__Aim of the exercise__.
Your task is to repeat the entries word for word while leaving out the pictures.

__Records for this task__.
____________________
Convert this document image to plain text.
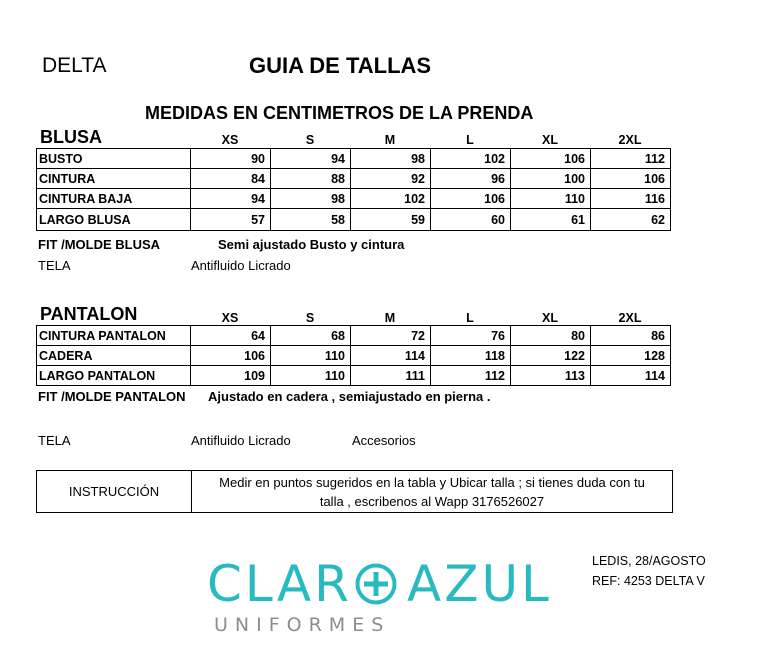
DELTA	GUIA DE TALLAS
MEDIDAS EN CENTIMETROS DE LA PRENDA
BLUSA	XS	S	M	L	XL	2XL
BUSTO	90	94	98	102	106	112
CINTURA	84	88	92	96	100	106
CINTURA BAJA	94	98	102	106	110	116
LARGO BLUSA	57	58	59	60	61	62
FIT /MOLDE BLUSA	Semi ajustado Busto y cintura
TELA	Antifluido Licrado
PANTALON	XS	S	M	L	XL	2XL
CINTURA PANTALON	64	68	72	76	80	86
CADERA	106	110	114	118	122	128
LARGO PANTALON	109	110	111	112	113	114
FIT /MOLDE PANTALON Ajustado en cadera , semiajustado en pierna .
TELA	Antifluido Licrado	Accesorios
INSTRUCCIÓN	
Medir en puntos sugeridos en la tabla y Ubicar talla ; si tienes duda con tu
talla , escribenos al Wapp 3176526027
LEDIS, 28/AGOSTO
REF: 4253 DELTA V
CLAR AZUL
UNIFORMES
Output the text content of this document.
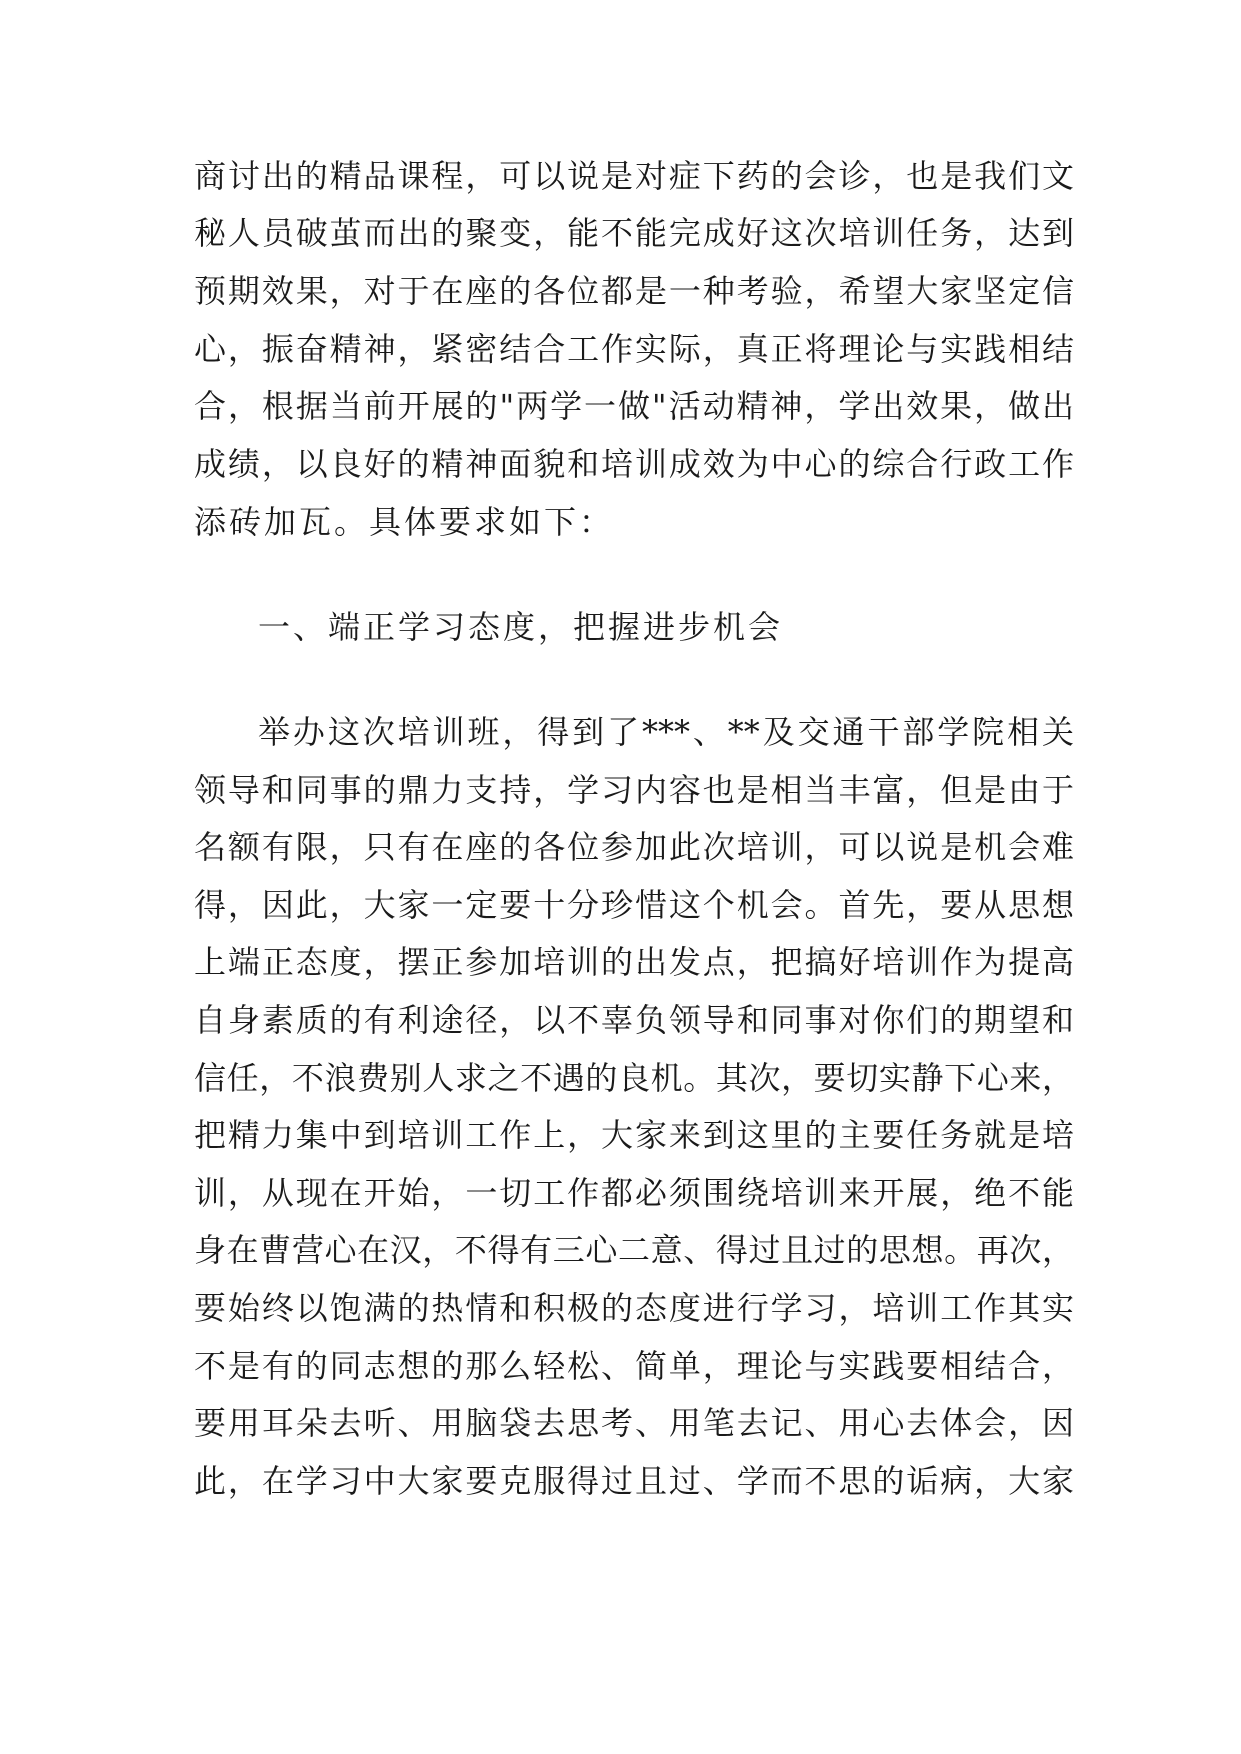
商讨出的精品课程，可以说是对症下药的会诊，也是我们文
秘人员破茧而出的聚变，能不能完成好这次培训任务，达到
预期效果，对于在座的各位都是一种考验，希望大家坚定信
心，振奋精神，紧密结合工作实际，真正将理论与实践相结
合，根据当前开展的"两学一做"活动精神，学出效果，做出
成绩，以良好的精神面貌和培训成效为中心的综合行政工作
添砖加瓦。具体要求如下：
一、端正学习态度，把握进步机会
举办这次培训班，得到了***、**及交通干部学院相关
领导和同事的鼎力支持，学习内容也是相当丰富，但是由于
名额有限，只有在座的各位参加此次培训，可以说是机会难
得，因此，大家一定要十分珍惜这个机会。首先，要从思想
上端正态度，摆正参加培训的出发点，把搞好培训作为提高
自身素质的有利途径，以不辜负领导和同事对你们的期望和
信任，不浪费别人求之不遇的良机。其次，要切实静下心来，
把精力集中到培训工作上，大家来到这里的主要任务就是培
训，从现在开始，一切工作都必须围绕培训来开展，绝不能
身在曹营心在汉，不得有三心二意、得过且过的思想。再次，
要始终以饱满的热情和积极的态度进行学习，培训工作其实
不是有的同志想的那么轻松、简单，理论与实践要相结合，
要用耳朵去听、用脑袋去思考、用笔去记、用心去体会，因
此，在学习中大家要克服得过且过、学而不思的诟病，大家
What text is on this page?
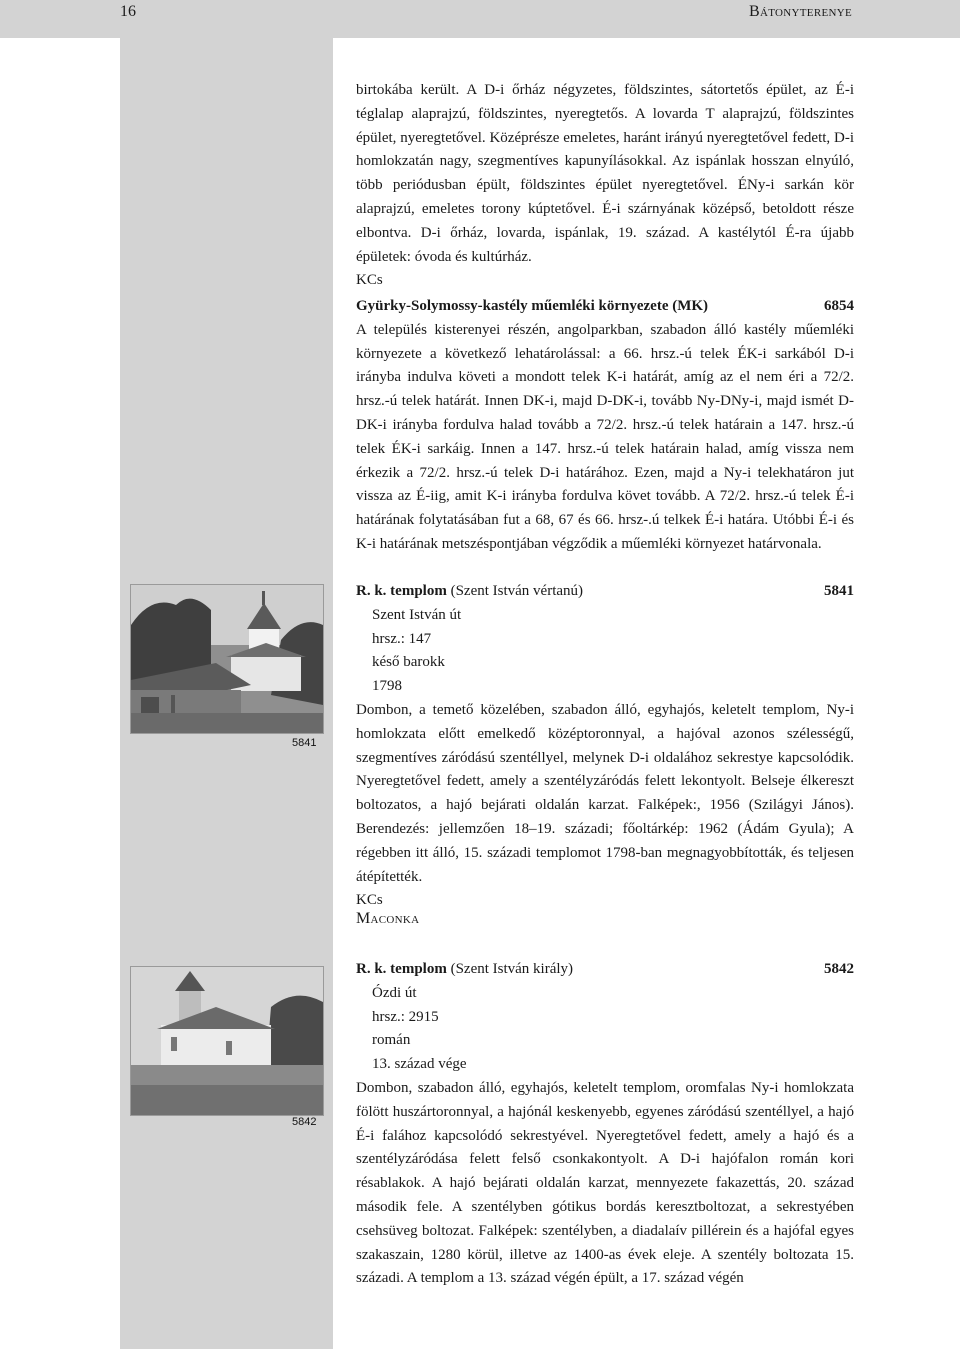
16	Bátonyterenye
5841
5842

birtokába került. A D-i őrház négyzetes, földszintes, sátortetős épület, az É-i téglalap alaprajzú, földszintes, nyeregtetős. A lovarda T alaprajzú, földszintes épület, nyeregtetővel. Középrésze emeletes, haránt irányú nyeregtetővel fedett, D-i homlokzatán nagy, szegmentíves kapunyílásokkal. Az ispánlak hosszan elnyúló, több periódusban épült, földszintes épület nyeregtetővel. ÉNy-i sarkán kör alaprajzú, emeletes torony kúptetővel. É-i szárnyának középső, betoldott része elbontva. D-i őrház, lovarda, ispánlak, 19. század. A kastélytól É-ra újabb épületek: óvoda és kultúrház.

KCs

Gyürky-Solymossy-kastély műemléki környezete (MK)	6854

A település kisterenyei részén, angolparkban, szabadon álló kastély műemléki környezete a következő lehatárolással: a 66. hrsz.-ú telek ÉK-i sarkából D-i irányba indulva követi a mondott telek K-i határát, amíg az el nem éri a 72/2. hrsz.-ú telek határát. Innen DK-i, majd D-DK-i, tovább Ny-DNy-i, majd ismét D-DK-i irányba fordulva halad tovább a 72/2. hrsz.-ú telek határain a 147. hrsz.-ú telek ÉK-i sarkáig. Innen a 147. hrsz.-ú telek határain halad, amíg vissza nem érkezik a 72/2. hrsz.-ú telek D-i határához. Ezen, majd a Ny-i telekhatáron jut vissza az É-iig, amit K-i irányba fordulva követ tovább. A 72/2. hrsz.-ú telek É-i határának folytatásában fut a 68, 67 és 66. hrsz-.ú telkek É-i határa. Utóbbi É-i és K-i határának metszéspontjában végződik a műemléki környezet határvonala.

R. k. templom (Szent István vértanú)	5841

Szent István út

hrsz.: 147

késő barokk

1798

Dombon, a temető közelében, szabadon álló, egyhajós, keletelt templom, Ny-i homlokzata előtt emelkedő középtoronnyal, a hajóval azonos szélességű, szegmentíves záródású szentéllyel, melynek D-i oldalához sekrestye kapcsolódik. Nyeregtetővel fedett, amely a szentélyzáródás felett lekontyolt. Belseje élkereszt boltozatos, a hajó bejárati oldalán karzat. Falképek:, 1956 (Szilágyi János). Berendezés: jellemzően 18–19. századi; főoltárkép: 1962 (Ádám Gyula); A régebben itt álló, 15. századi templomot 1798-ban megnagyobbították, és teljesen átépítették.

KCs

Maconka
R. k. templom (Szent István király)	5842

Ózdi út

hrsz.: 2915

román

13. század vége

Dombon, szabadon álló, egyhajós, keletelt templom, oromfalas Ny-i homlokzata fölött huszártoronnyal, a hajónál keskenyebb, egyenes záródású szentéllyel, a hajó É-i falához kapcsolódó sekrestyével. Nyeregtetővel fedett, amely a hajó és a szentélyzáródása felett felső csonkakontyolt. A D-i hajófalon román kori résablakok. A hajó bejárati oldalán karzat, mennyezete fakazettás, 20. század második fele. A szentélyben gótikus bordás keresztboltozat, a sekrestyében csehsüveg boltozat. Falképek: szentélyben, a diadalaív pillérein és a hajófal egyes szakaszain, 1280 körül, illetve az 1400-as évek eleje. A szentély boltozata 15. századi. A templom a 13. század végén épült, a 17. század végén
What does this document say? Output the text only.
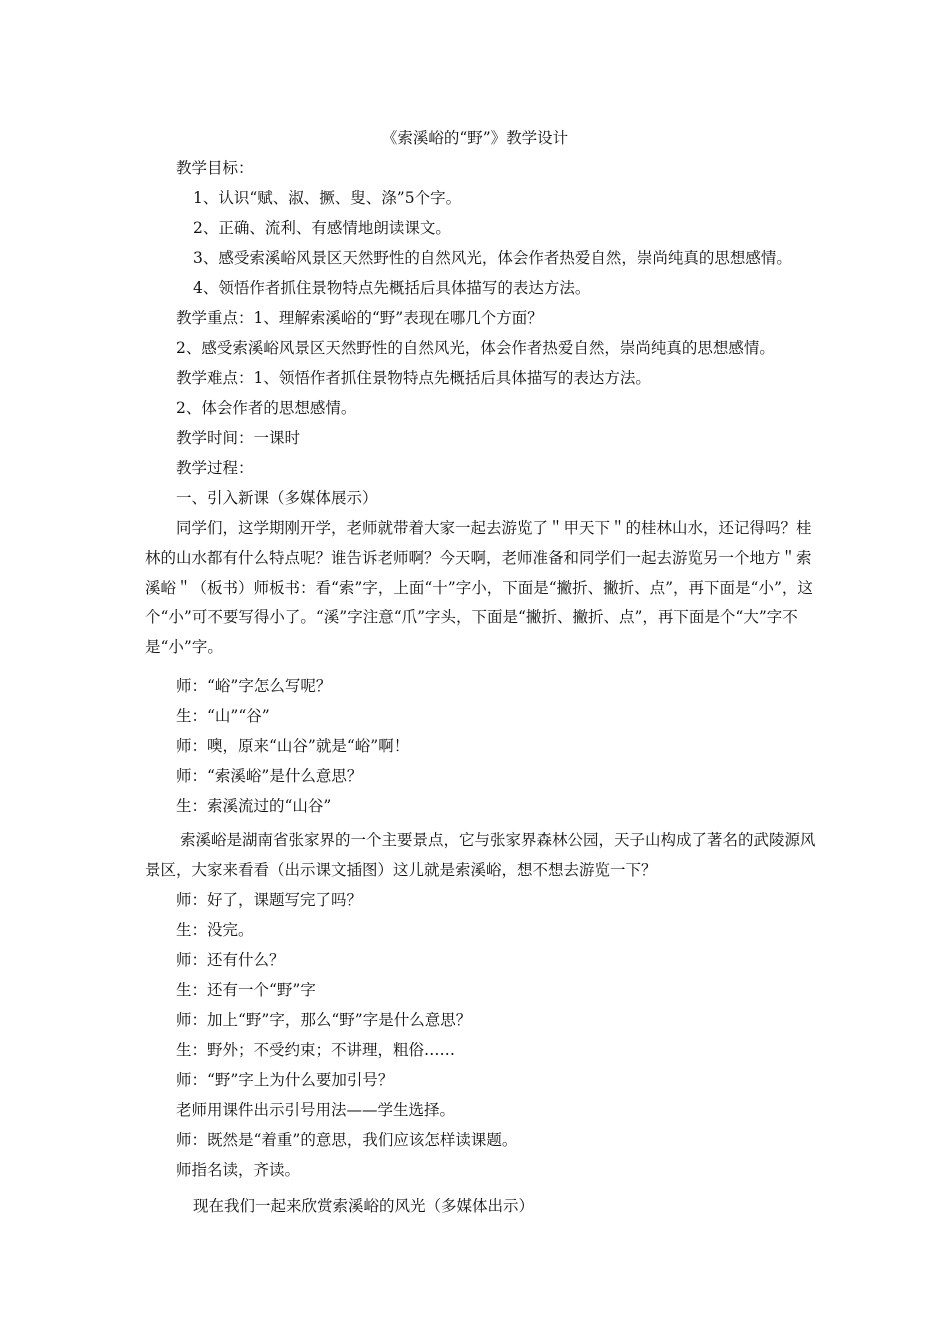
《索溪峪的“野”》教学设计
教学目标：
1、认识“赋、淑、撅、叟、涤”5个字。
2、正确、流利、有感情地朗读课文。
3、感受索溪峪风景区天然野性的自然风光，体会作者热爱自然，崇尚纯真的思想感情。
4、领悟作者抓住景物特点先概括后具体描写的表达方法。
教学重点：1、理解索溪峪的“野”表现在哪几个方面？
2、感受索溪峪风景区天然野性的自然风光，体会作者热爱自然，崇尚纯真的思想感情。
教学难点：1、领悟作者抓住景物特点先概括后具体描写的表达方法。
2、体会作者的思想感情。
教学时间：一课时
教学过程：
一、引入新课（多媒体展示）
同学们，这学期刚开学，老师就带着大家一起去游览了＂甲天下＂的桂林山水，还记得吗？桂林的山水都有什么特点呢？谁告诉老师啊？今天啊，老师准备和同学们一起去游览另一个地方＂索溪峪＂（板书）师板书：看“索”字，上面“十”字小，下面是“撇折、撇折、点”，再下面是“小”，这个“小”可不要写得小了。“溪”字注意“爪”字头，下面是“撇折、撇折、点”，再下面是个“大”字不是“小”字。
师：“峪”字怎么写呢？
生：“山”“谷”
师：噢，原来“山谷”就是“峪”啊！
师：“索溪峪”是什么意思？
生：索溪流过的“山谷”
索溪峪是湖南省张家界的一个主要景点，它与张家界森林公园，天子山构成了著名的武陵源风景区，大家来看看（出示课文插图）这儿就是索溪峪，想不想去游览一下？
师：好了，课题写完了吗？
生：没完。
师：还有什么？
生：还有一个“野”字
师：加上“野”字，那么“野”字是什么意思？
生：野外；不受约束；不讲理，粗俗……
师：“野”字上为什么要加引号？
老师用课件出示引号用法——学生选择。
师：既然是“着重”的意思，我们应该怎样读课题。
师指名读，齐读。
现在我们一起来欣赏索溪峪的风光（多媒体出示）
____________________
__Full answer__.
Convert this document image to plain text.
DELTA	GUIA DE TALLAS
MEDIDAS EN CENTIMETROS DE LA PRENDA
BLUSA	XS	S	M	L	XL	2XL
BUSTO	90	94	98	102	106	112
CINTURA	84	88	92	96	100	106
CINTURA BAJA	94	98	102	106	110	116
LARGO BLUSA	57	58	59	60	61	62
FIT /MOLDE BLUSA	Semi ajustado Busto y cintura
TELA	Antifluido Licrado
PANTALON	XS	S	M	L	XL	2XL
CINTURA PANTALON	64	68	72	76	80	86
CADERA	106	110	114	118	122	128
LARGO PANTALON	109	110	111	112	113	114
FIT /MOLDE PANTALON Ajustado en cadera , semiajustado en pierna .
TELA	Antifluido Licrado	Accesorios
INSTRUCCIÓN	
Medir en puntos sugeridos en la tabla y Ubicar talla ; si tienes duda con tu
talla , escribenos al Wapp 3176526027
LEDIS, 28/AGOSTO
REF: 4253 DELTA V
CLAR AZUL
UNIFORMES
Output the text content of this document.
商讨出的精品课程，可以说是对症下药的会诊，也是我们文
秘人员破茧而出的聚变，能不能完成好这次培训任务，达到
预期效果，对于在座的各位都是一种考验，希望大家坚定信
心，振奋精神，紧密结合工作实际，真正将理论与实践相结
合，根据当前开展的"两学一做"活动精神，学出效果，做出
成绩，以良好的精神面貌和培训成效为中心的综合行政工作
添砖加瓦。具体要求如下：
一、端正学习态度，把握进步机会
举办这次培训班，得到了***、**及交通干部学院相关
领导和同事的鼎力支持，学习内容也是相当丰富，但是由于
名额有限，只有在座的各位参加此次培训，可以说是机会难
得，因此，大家一定要十分珍惜这个机会。首先，要从思想
上端正态度，摆正参加培训的出发点，把搞好培训作为提高
自身素质的有利途径，以不辜负领导和同事对你们的期望和
信任，不浪费别人求之不遇的良机。其次，要切实静下心来，
把精力集中到培训工作上，大家来到这里的主要任务就是培
训，从现在开始，一切工作都必须围绕培训来开展，绝不能
身在曹营心在汉，不得有三心二意、得过且过的思想。再次，
要始终以饱满的热情和积极的态度进行学习，培训工作其实
不是有的同志想的那么轻松、简单，理论与实践要相结合，
要用耳朵去听、用脑袋去思考、用笔去记、用心去体会，因
此，在学习中大家要克服得过且过、学而不思的诟病，大家
What text is on this page?
16	Bátonyterenye
5841
5842

birtokába került. A D-i őrház négyzetes, földszintes, sátortetős épület, az É-i téglalap alaprajzú, földszintes, nyeregtetős. A lovarda T alaprajzú, földszintes épület, nyeregtetővel. Középrésze emeletes, haránt irányú nyeregtetővel fedett, D-i homlokzatán nagy, szegmentíves kapunyílásokkal. Az ispánlak hosszan elnyúló, több periódusban épült, földszintes épület nyeregtetővel. ÉNy-i sarkán kör alaprajzú, emeletes torony kúptetővel. É-i szárnyának középső, betoldott része elbontva. D-i őrház, lovarda, ispánlak, 19. század. A kastélytól É-ra újabb épületek: óvoda és kultúrház.

KCs

Gyürky-Solymossy-kastély műemléki környezete (MK)	6854

A település kisterenyei részén, angolparkban, szabadon álló kastély műemléki környezete a következő lehatárolással: a 66. hrsz.-ú telek ÉK-i sarkából D-i irányba indulva követi a mondott telek K-i határát, amíg az el nem éri a 72/2. hrsz.-ú telek határát. Innen DK-i, majd D-DK-i, tovább Ny-DNy-i, majd ismét D-DK-i irányba fordulva halad tovább a 72/2. hrsz.-ú telek határain a 147. hrsz.-ú telek ÉK-i sarkáig. Innen a 147. hrsz.-ú telek határain halad, amíg vissza nem érkezik a 72/2. hrsz.-ú telek D-i határához. Ezen, majd a Ny-i telekhatáron jut vissza az É-iig, amit K-i irányba fordulva követ tovább. A 72/2. hrsz.-ú telek É-i határának folytatásában fut a 68, 67 és 66. hrsz-.ú telkek É-i határa. Utóbbi É-i és K-i határának metszéspontjában végződik a műemléki környezet határvonala.

R. k. templom (Szent István vértanú)	5841

Szent István út

hrsz.: 147

késő barokk

1798

Dombon, a temető közelében, szabadon álló, egyhajós, keletelt templom, Ny-i homlokzata előtt emelkedő középtoronnyal, a hajóval azonos szélességű, szegmentíves záródású szentéllyel, melynek D-i oldalához sekrestye kapcsolódik. Nyeregtetővel fedett, amely a szentélyzáródás felett lekontyolt. Belseje élkereszt boltozatos, a hajó bejárati oldalán karzat. Falképek:, 1956 (Szilágyi János). Berendezés: jellemzően 18–19. századi; főoltárkép: 1962 (Ádám Gyula); A régebben itt álló, 15. századi templomot 1798-ban megnagyobbították, és teljesen átépítették.

KCs

Maconka
R. k. templom (Szent István király)	5842

Ózdi út

hrsz.: 2915

román

13. század vége

Dombon, szabadon álló, egyhajós, keletelt templom, oromfalas Ny-i homlokzata fölött huszártoronnyal, a hajónál keskenyebb, egyenes záródású szentéllyel, a hajó É-i falához kapcsolódó sekrestyével. Nyeregtetővel fedett, amely a hajó és a szentélyzáródása felett felső csonkakontyolt. A D-i hajófalon román kori résablakok. A hajó bejárati oldalán karzat, mennyezete fakazettás, 20. század második fele. A szentélyben gótikus bordás keresztboltozat, a sekrestyében csehsüveg boltozat. Falképek: szentélyben, a diadalaív pillérein és a hajófal egyes szakaszain, 1280 körül, illetve az 1400-as évek eleje. A szentély boltozata 15. századi. A templom a 13. század végén épült, a 17. század végén
What does this document say? Output the text only.
《索溪峪的“野”》教学设计
教学目标：
1、认识“赋、淑、撅、叟、涤”5个字。
2、正确、流利、有感情地朗读课文。
3、感受索溪峪风景区天然野性的自然风光，体会作者热爱自然，崇尚纯真的思想感情。
4、领悟作者抓住景物特点先概括后具体描写的表达方法。
教学重点：1、理解索溪峪的“野”表现在哪几个方面？
2、感受索溪峪风景区天然野性的自然风光，体会作者热爱自然，崇尚纯真的思想感情。
教学难点：1、领悟作者抓住景物特点先概括后具体描写的表达方法。
2、体会作者的思想感情。
教学时间：一课时
教学过程：
一、引入新课（多媒体展示）
同学们，这学期刚开学，老师就带着大家一起去游览了＂甲天下＂的桂林山水，还记得吗？桂林的山水都有什么特点呢？谁告诉老师啊？今天啊，老师准备和同学们一起去游览另一个地方＂索溪峪＂（板书）师板书：看“索”字，上面“十”字小，下面是“撇折、撇折、点”，再下面是“小”，这个“小”可不要写得小了。“溪”字注意“爪”字头，下面是“撇折、撇折、点”，再下面是个“大”字不是“小”字。
师：“峪”字怎么写呢？
生：“山”“谷”
师：噢，原来“山谷”就是“峪”啊！
师：“索溪峪”是什么意思？
生：索溪流过的“山谷”
索溪峪是湖南省张家界的一个主要景点，它与张家界森林公园，天子山构成了著名的武陵源风景区，大家来看看（出示课文插图）这儿就是索溪峪，想不想去游览一下？
师：好了，课题写完了吗？
生：没完。
师：还有什么？
生：还有一个“野”字
师：加上“野”字，那么“野”字是什么意思？
生：野外；不受约束；不讲理，粗俗……
师：“野”字上为什么要加引号？
老师用课件出示引号用法——学生选择。
师：既然是“着重”的意思，我们应该怎样读课题。
师指名读，齐读。
现在我们一起来欣赏索溪峪的风光（多媒体出示）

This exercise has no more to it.